### Page text
* * * * * * *
5. Review of methodologies, preliminary risk analysis and gaps identification: Methodologies for conducting risk analysis were reviewed, and a preliminary risk analysis of specific scenarios during LH2 transfer operations was conducted to identify gaps and areas for further investigation.
6. List of relevant/existing Regulations, Codes and Standards (RCS) and bodies: A comprehensive list of relevant RCS and regulatory bodies was compiled to ensure alignment with industry regulations and standards for LH2 transfer operations.
7. Support of LH2 fire & explosion tests via modelling: Computational models were selected to support LH2 fire and explosion tests to provide valuable insights into potential hazards and mitigation strategies. These models will be used to simulate various scenarios and assess their impact on safety.
8. Experiment setup and test readiness review on fire and Boiling Liquid Expanding Vapor Explosion (BLEVE) tests on LH2 hose tests: Experimental setups were designed and reviewed for conducting fire and BLEVE tests on LH2 hoses. Test readiness was assessed to ensure safety and effectiveness before conducting the experiments.
9. Hazard identification for LH2 transfer operations: Detailed hazard identification was carried out for LH2 transfer operations, highlighting potential risks and proposing strategies for mitigation to enhance safety.
Overall, these achievements represent significant progress towards enhancing the safety and efficiency of LH2 transfer operations, contributing to the objectives of the ELVHYS project.
The ELVHYS project aims to provide a supportive regulatory and standardisation framework. Additional results will be updated at a later stage.
* * * * * * *
Region boundary data:
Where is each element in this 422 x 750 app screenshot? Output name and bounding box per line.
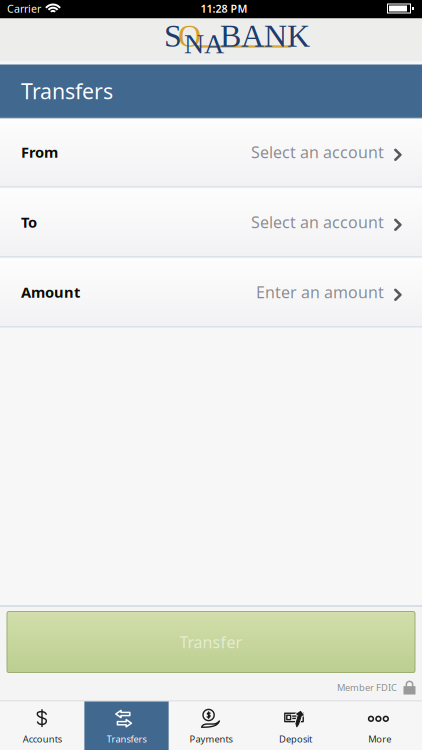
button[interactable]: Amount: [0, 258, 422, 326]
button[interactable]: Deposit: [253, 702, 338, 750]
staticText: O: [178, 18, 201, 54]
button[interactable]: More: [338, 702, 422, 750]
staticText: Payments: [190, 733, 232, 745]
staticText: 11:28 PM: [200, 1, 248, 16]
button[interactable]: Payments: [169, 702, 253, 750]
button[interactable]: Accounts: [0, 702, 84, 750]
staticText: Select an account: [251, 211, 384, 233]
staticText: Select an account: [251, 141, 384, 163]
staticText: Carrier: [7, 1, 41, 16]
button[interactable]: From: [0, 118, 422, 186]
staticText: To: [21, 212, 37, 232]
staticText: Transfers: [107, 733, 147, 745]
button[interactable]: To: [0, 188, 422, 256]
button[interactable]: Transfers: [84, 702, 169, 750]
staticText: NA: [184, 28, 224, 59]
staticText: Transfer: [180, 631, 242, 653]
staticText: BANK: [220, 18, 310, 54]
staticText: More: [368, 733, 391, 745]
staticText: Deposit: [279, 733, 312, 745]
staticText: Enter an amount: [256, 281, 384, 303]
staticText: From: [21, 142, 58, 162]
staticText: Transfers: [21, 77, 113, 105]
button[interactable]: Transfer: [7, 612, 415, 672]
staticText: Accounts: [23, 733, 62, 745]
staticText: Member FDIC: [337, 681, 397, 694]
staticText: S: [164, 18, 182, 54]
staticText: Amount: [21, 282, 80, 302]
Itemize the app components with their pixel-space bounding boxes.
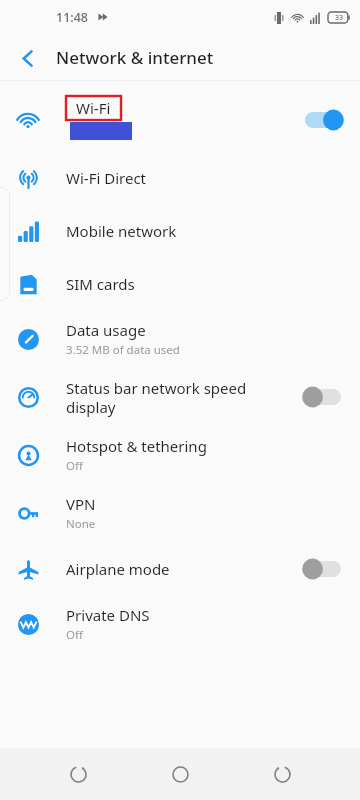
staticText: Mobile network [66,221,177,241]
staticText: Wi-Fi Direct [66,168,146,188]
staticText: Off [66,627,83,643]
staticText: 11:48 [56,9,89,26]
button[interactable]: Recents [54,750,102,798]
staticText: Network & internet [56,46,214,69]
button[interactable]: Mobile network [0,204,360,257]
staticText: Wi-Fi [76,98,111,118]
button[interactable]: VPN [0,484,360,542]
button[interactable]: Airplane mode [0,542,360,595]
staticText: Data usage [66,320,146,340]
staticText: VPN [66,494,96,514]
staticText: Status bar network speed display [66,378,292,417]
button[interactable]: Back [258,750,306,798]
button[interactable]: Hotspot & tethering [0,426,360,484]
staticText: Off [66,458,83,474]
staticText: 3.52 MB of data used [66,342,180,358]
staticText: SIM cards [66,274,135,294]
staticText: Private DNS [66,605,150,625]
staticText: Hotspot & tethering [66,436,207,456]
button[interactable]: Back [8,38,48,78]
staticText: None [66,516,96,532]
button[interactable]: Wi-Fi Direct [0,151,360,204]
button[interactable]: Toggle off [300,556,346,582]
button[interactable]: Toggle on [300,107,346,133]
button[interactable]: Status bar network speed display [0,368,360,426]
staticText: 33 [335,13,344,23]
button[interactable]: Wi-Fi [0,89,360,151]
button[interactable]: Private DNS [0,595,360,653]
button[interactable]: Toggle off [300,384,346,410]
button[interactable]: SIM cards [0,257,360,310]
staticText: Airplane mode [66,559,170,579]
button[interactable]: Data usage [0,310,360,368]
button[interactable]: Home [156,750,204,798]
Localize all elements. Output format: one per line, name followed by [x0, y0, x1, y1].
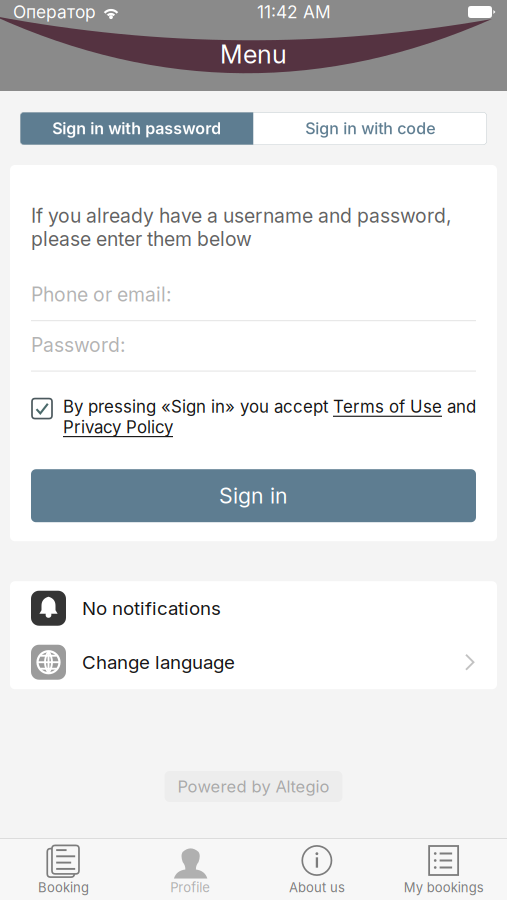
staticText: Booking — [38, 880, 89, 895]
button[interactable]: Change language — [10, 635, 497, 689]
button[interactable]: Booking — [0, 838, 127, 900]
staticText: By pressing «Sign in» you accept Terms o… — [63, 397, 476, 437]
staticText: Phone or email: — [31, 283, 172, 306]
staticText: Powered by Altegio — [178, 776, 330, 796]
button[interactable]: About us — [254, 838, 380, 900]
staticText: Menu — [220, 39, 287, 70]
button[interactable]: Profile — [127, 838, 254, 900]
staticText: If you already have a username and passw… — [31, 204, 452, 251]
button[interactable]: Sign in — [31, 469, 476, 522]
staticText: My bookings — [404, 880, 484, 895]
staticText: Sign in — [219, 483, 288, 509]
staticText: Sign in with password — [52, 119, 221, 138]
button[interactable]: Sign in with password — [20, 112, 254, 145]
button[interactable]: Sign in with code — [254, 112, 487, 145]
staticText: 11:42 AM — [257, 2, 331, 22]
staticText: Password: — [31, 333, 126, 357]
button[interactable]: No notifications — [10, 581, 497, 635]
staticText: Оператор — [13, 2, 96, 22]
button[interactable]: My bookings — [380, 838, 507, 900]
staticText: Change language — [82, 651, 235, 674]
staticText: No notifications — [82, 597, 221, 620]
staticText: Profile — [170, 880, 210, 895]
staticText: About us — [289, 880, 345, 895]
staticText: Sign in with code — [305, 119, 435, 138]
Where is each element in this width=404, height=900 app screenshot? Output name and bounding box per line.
* * * * * * *
### Problems to solve
**1)** In the text on LH2 transfer operations, what was assessed before the fire and BLEVE experiments on LH2 hoses were conducted?
**2)** Using the text on LH2 transfer operations, decide whether each statement agrees with it: (a) Computational models were chosen to support LH2 fire and explosion tests. (b) All results of the ELVHYS project have already been reported. (c) The hazard identification for LH2 transfer operations proposed mitigation strategies.
**3)** Substitute "performed" for "carried out" in the text on LH2 transfer operations, and write out the part starting with "9. Hazard identification" and going on through "to enhance safety.".

### Responses to the exercise
**1)** Test readiness was assessed to ensure safety and effectiveness.

**2)**
(a) Yes: "Computational models were selected to support LH2 fire and explosion tests"
(b) No: "Additional results will be updated at a later stage."
(c) Yes: "proposing strategies for mitigation to enhance safety"

**3)**
9. Hazard identification for LH2 transfer operations: Detailed hazard identification was performed for LH2 transfer operations, highlighting potential risks and proposing strategies for mitigation to enhance safety.